→ Set task:
State how many lines of the data contain the word "icon", and write nothing besides the number.
-- Start of Dataset content --
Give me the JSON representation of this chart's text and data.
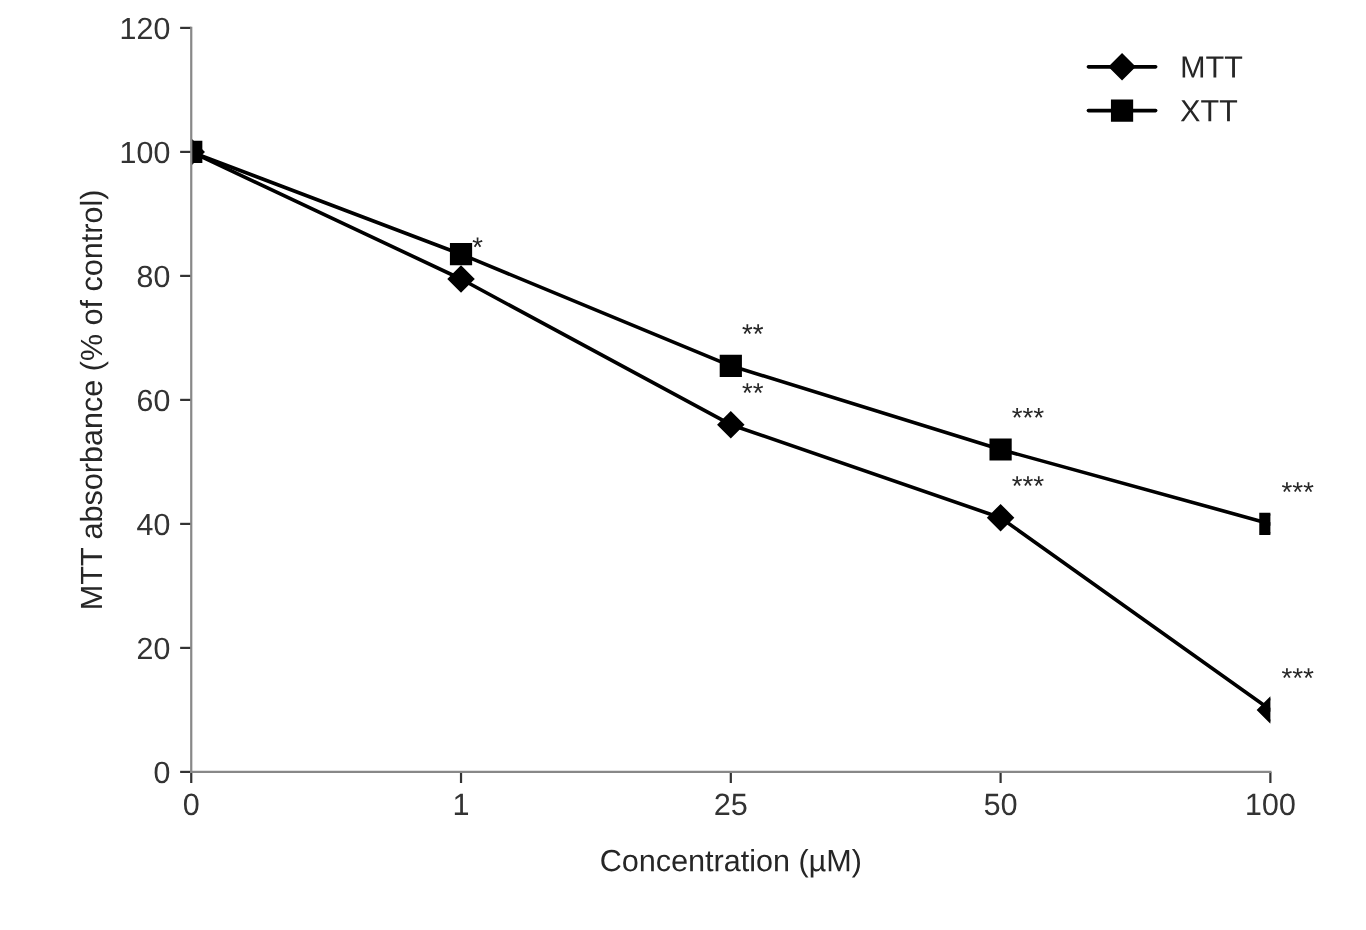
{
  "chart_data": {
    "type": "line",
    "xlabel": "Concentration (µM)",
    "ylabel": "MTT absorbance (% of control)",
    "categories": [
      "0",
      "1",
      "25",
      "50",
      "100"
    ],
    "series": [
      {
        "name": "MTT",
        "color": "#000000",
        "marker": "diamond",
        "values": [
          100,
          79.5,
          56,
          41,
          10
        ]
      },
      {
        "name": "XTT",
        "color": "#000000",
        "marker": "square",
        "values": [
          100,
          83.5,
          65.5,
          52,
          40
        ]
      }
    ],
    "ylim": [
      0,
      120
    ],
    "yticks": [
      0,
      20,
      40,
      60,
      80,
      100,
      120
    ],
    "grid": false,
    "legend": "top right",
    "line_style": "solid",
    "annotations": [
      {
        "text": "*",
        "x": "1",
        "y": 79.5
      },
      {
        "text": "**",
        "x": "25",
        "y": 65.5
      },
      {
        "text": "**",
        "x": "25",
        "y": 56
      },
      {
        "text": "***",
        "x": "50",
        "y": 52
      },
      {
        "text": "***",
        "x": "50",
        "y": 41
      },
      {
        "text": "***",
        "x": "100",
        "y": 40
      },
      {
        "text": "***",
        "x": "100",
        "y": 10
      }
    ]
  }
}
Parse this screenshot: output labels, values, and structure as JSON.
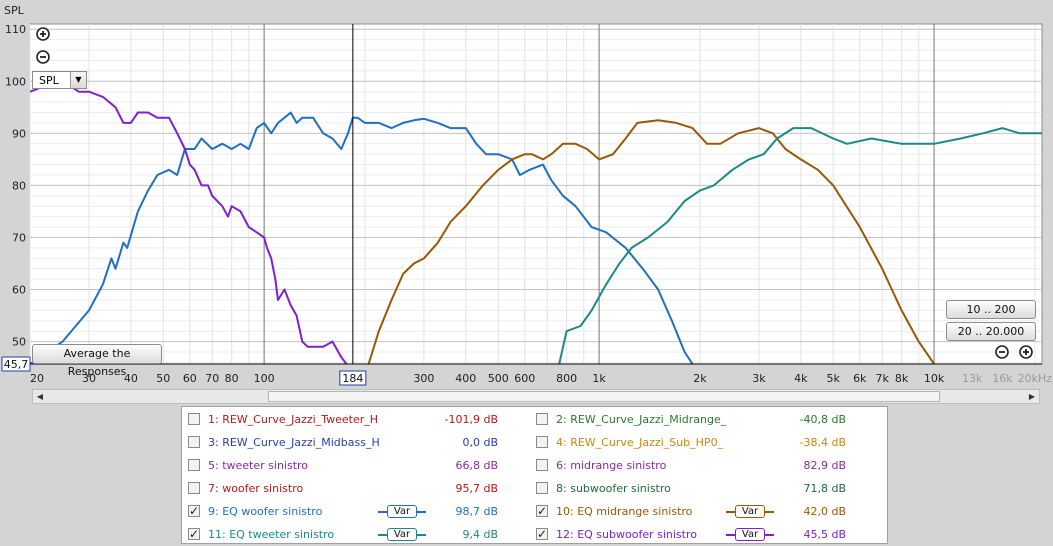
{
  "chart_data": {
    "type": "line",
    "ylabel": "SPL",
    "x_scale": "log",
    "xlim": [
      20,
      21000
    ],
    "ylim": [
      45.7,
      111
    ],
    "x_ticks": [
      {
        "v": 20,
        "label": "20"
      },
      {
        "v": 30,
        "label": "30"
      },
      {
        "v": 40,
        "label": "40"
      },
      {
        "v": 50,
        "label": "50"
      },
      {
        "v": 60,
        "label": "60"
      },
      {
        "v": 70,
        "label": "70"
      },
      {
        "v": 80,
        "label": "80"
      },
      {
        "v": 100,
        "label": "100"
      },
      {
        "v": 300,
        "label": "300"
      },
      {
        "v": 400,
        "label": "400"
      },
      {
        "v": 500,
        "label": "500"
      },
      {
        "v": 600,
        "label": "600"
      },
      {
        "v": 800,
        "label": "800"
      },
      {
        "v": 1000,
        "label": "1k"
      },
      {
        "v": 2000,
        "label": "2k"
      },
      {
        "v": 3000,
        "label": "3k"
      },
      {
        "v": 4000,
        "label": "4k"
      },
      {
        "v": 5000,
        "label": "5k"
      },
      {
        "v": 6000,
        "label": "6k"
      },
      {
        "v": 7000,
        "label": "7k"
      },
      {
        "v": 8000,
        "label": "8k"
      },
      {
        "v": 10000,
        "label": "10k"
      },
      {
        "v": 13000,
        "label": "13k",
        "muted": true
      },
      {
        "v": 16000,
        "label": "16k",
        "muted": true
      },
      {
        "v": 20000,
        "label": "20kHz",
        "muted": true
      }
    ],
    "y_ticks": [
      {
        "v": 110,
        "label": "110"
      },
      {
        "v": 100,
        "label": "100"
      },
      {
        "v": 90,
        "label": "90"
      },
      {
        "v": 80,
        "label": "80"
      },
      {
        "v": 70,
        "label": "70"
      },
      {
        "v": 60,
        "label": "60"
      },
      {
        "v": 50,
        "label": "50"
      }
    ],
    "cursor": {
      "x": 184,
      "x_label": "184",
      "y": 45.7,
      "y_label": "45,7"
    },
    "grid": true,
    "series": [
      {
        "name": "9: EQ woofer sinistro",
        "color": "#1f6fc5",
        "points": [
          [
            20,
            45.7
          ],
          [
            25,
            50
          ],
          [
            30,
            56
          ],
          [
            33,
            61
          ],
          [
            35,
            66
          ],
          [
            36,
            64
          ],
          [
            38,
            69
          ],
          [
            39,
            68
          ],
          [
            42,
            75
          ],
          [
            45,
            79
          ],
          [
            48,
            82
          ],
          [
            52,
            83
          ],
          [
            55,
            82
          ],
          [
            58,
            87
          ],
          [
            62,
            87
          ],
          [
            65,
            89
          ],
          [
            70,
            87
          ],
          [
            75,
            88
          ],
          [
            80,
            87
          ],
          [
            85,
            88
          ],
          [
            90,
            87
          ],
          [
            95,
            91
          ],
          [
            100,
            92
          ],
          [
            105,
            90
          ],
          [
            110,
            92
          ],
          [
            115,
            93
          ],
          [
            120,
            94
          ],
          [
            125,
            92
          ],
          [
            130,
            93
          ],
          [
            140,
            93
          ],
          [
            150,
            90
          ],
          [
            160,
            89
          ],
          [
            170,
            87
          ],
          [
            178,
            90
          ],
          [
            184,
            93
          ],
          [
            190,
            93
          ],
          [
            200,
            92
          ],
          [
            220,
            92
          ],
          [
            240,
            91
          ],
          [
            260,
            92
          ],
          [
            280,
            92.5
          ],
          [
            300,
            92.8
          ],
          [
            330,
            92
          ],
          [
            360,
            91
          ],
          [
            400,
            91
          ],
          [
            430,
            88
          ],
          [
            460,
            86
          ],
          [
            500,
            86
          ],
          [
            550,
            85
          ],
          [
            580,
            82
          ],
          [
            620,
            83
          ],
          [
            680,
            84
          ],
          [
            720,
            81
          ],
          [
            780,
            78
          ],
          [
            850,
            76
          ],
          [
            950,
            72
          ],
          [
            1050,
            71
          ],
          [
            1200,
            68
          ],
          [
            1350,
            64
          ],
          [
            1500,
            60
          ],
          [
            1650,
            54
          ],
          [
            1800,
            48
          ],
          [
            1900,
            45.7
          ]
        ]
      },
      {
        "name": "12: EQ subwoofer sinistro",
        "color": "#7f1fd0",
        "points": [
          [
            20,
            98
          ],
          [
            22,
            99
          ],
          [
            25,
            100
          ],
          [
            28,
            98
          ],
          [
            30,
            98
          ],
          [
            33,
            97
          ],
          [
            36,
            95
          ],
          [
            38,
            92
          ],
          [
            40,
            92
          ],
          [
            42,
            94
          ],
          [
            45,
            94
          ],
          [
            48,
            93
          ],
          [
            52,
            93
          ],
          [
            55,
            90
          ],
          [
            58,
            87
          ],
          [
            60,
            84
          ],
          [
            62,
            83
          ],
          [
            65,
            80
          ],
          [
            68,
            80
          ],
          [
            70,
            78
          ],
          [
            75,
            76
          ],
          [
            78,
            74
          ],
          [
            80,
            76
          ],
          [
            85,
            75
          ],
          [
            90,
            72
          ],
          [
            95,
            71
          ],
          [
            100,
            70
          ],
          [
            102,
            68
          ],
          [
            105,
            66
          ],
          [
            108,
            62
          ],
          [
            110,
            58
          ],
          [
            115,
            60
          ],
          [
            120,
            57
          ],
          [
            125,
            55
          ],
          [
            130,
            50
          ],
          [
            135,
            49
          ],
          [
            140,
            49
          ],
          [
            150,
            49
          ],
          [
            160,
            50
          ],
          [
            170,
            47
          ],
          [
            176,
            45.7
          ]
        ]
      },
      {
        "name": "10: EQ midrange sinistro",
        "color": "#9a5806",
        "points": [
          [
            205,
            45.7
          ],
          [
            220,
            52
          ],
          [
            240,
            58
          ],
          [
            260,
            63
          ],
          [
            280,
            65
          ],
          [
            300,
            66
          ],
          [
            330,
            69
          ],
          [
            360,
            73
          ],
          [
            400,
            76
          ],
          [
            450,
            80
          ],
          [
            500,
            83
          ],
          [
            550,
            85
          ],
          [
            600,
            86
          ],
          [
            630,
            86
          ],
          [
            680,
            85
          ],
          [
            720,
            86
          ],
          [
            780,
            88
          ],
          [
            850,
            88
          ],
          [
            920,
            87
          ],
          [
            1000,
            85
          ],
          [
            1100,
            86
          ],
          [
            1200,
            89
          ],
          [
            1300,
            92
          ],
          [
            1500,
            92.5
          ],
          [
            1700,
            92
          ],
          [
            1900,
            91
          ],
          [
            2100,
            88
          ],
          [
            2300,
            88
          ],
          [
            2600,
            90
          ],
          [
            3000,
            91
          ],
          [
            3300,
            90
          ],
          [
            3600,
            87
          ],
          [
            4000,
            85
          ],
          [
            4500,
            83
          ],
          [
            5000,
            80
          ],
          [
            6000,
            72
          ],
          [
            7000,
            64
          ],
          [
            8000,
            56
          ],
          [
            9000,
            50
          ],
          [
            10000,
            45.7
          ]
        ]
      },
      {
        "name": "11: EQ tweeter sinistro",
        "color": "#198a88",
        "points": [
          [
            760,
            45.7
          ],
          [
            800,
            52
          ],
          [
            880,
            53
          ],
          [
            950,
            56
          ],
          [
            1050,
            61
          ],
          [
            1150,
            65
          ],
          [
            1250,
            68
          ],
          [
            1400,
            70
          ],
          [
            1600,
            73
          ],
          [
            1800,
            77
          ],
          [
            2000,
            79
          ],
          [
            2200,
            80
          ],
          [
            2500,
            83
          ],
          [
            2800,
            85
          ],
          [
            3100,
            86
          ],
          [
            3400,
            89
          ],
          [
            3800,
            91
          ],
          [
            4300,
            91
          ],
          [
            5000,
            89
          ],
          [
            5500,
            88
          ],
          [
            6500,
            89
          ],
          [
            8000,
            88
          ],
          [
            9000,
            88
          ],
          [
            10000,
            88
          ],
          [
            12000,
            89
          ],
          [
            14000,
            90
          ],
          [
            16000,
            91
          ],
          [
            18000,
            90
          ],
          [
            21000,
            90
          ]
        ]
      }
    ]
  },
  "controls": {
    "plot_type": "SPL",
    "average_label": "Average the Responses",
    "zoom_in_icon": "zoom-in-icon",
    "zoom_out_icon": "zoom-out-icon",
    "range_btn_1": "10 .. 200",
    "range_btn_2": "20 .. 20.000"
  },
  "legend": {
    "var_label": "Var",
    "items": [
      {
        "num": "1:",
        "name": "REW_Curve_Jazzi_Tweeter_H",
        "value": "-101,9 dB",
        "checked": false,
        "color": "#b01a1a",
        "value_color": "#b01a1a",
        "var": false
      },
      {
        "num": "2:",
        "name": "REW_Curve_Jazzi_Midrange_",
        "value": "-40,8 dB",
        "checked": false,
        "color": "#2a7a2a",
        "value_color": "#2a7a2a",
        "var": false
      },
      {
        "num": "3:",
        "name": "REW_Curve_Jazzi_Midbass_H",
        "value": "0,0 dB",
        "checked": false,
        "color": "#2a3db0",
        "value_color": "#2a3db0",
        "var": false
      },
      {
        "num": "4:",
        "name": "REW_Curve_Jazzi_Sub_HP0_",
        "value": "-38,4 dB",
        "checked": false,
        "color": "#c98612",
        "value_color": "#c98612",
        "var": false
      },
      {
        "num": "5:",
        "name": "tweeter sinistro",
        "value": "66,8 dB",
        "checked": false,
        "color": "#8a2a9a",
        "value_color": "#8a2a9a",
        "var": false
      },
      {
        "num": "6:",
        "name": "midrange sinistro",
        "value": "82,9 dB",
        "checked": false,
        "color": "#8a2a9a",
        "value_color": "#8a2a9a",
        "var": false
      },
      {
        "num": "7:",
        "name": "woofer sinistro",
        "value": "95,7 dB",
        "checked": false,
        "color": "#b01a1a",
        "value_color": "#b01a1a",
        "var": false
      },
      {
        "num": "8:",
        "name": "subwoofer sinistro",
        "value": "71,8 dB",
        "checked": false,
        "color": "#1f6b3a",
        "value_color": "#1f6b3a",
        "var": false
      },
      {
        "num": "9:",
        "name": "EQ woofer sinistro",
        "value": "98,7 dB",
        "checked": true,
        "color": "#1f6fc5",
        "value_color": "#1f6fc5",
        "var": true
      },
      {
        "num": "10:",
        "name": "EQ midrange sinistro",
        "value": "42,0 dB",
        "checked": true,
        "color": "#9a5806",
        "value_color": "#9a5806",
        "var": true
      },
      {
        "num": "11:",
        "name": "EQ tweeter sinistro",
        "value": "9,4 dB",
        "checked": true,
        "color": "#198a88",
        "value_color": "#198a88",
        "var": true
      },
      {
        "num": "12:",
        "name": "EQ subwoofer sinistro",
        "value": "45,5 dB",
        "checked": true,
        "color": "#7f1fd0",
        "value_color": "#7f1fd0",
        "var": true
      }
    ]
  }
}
-- End of Dataset content --
→ Task solution:
2